TASK DIRECTIONS: Repeat all of the data precisely.

[Excerpts from a figure dataset]
□ □ □ □
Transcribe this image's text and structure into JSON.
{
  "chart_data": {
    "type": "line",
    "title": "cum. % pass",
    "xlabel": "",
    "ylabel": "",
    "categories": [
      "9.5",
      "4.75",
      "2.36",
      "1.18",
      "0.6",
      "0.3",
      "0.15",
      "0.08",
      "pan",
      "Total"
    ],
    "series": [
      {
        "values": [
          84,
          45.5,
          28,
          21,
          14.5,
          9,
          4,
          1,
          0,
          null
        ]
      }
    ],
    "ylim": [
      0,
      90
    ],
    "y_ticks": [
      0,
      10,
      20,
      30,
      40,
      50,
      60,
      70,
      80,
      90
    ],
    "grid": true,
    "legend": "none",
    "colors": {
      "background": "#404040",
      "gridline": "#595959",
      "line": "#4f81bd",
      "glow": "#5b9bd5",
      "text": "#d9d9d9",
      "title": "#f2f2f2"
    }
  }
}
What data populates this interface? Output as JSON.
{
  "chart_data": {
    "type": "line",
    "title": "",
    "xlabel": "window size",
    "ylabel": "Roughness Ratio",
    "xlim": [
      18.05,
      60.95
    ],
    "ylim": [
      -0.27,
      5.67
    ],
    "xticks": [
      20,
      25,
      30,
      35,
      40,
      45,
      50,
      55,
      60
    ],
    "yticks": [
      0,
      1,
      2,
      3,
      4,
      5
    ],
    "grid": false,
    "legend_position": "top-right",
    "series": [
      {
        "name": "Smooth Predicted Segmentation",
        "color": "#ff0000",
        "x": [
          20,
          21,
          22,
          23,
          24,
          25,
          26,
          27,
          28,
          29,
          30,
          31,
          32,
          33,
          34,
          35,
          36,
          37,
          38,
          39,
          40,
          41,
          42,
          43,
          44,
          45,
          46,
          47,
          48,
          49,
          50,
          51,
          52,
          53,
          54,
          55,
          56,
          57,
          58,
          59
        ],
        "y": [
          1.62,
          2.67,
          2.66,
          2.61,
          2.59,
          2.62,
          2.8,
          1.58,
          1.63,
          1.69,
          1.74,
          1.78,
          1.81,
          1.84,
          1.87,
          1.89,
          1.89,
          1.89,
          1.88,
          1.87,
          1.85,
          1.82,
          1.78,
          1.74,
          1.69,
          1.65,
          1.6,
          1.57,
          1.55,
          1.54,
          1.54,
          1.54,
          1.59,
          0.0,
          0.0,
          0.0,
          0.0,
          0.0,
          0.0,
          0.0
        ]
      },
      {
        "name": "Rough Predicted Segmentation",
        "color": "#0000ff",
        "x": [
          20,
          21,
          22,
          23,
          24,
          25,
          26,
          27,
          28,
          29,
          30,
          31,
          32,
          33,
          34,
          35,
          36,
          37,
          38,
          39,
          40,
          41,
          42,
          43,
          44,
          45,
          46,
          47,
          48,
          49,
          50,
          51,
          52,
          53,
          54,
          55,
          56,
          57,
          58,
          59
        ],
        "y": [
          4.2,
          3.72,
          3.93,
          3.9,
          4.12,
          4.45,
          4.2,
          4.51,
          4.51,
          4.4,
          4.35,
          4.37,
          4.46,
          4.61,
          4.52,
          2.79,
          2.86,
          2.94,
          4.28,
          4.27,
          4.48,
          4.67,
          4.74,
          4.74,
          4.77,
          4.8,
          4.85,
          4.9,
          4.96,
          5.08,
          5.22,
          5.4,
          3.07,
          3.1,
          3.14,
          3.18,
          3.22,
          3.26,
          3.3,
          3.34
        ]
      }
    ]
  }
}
□ □ □ □
WRITTEN RESPONSE:
Transcribe this image's text and structure into JSON.
{
  "chart_data": {
    "type": "line",
    "title": "cum. % pass",
    "xlabel": "",
    "ylabel": "",
    "categories": [
      "9.5",
      "4.75",
      "2.36",
      "1.18",
      "0.6",
      "0.3",
      "0.15",
      "0.08",
      "pan",
      "Total"
    ],
    "series": [
      {
        "values": [
          84,
          45.5,
          28,
          21,
          14.5,
          9,
          4,
          1,
          0,
          null
        ]
      }
    ],
    "ylim": [
      0,
      90
    ],
    "y_ticks": [
      0,
      10,
      20,
      30,
      40,
      50,
      60,
      70,
      80,
      90
    ],
    "grid": true,
    "legend": "none",
    "colors": {
      "background": "#404040",
      "gridline": "#595959",
      "line": "#4f81bd",
      "glow": "#5b9bd5",
      "text": "#d9d9d9",
      "title": "#f2f2f2"
    }
  }
}
What data populates this interface? Output as JSON.
{
  "chart_data": {
    "type": "line",
    "title": "",
    "xlabel": "window size",
    "ylabel": "Roughness Ratio",
    "xlim": [
      18.05,
      60.95
    ],
    "ylim": [
      -0.27,
      5.67
    ],
    "xticks": [
      20,
      25,
      30,
      35,
      40,
      45,
      50,
      55,
      60
    ],
    "yticks": [
      0,
      1,
      2,
      3,
      4,
      5
    ],
    "grid": false,
    "legend_position": "top-right",
    "series": [
      {
        "name": "Smooth Predicted Segmentation",
        "color": "#ff0000",
        "x": [
          20,
          21,
          22,
          23,
          24,
          25,
          26,
          27,
          28,
          29,
          30,
          31,
          32,
          33,
          34,
          35,
          36,
          37,
          38,
          39,
          40,
          41,
          42,
          43,
          44,
          45,
          46,
          47,
          48,
          49,
          50,
          51,
          52,
          53,
          54,
          55,
          56,
          57,
          58,
          59
        ],
        "y": [
          1.62,
          2.67,
          2.66,
          2.61,
          2.59,
          2.62,
          2.8,
          1.58,
          1.63,
          1.69,
          1.74,
          1.78,
          1.81,
          1.84,
          1.87,
          1.89,
          1.89,
          1.89,
          1.88,
          1.87,
          1.85,
          1.82,
          1.78,
          1.74,
          1.69,
          1.65,
          1.6,
          1.57,
          1.55,
          1.54,
          1.54,
          1.54,
          1.59,
          0.0,
          0.0,
          0.0,
          0.0,
          0.0,
          0.0,
          0.0
        ]
      },
      {
        "name": "Rough Predicted Segmentation",
        "color": "#0000ff",
        "x": [
          20,
          21,
          22,
          23,
          24,
          25,
          26,
          27,
          28,
          29,
          30,
          31,
          32,
          33,
          34,
          35,
          36,
          37,
          38,
          39,
          40,
          41,
          42,
          43,
          44,
          45,
          46,
          47,
          48,
          49,
          50,
          51,
          52,
          53,
          54,
          55,
          56,
          57,
          58,
          59
        ],
        "y": [
          4.2,
          3.72,
          3.93,
          3.9,
          4.12,
          4.45,
          4.2,
          4.51,
          4.51,
          4.4,
          4.35,
          4.37,
          4.46,
          4.61,
          4.52,
          2.79,
          2.86,
          2.94,
          4.28,
          4.27,
          4.48,
          4.67,
          4.74,
          4.74,
          4.77,
          4.8,
          4.85,
          4.9,
          4.96,
          5.08,
          5.22,
          5.4,
          3.07,
          3.1,
          3.14,
          3.18,
          3.22,
          3.26,
          3.3,
          3.34
        ]
      }
    ]
  }
}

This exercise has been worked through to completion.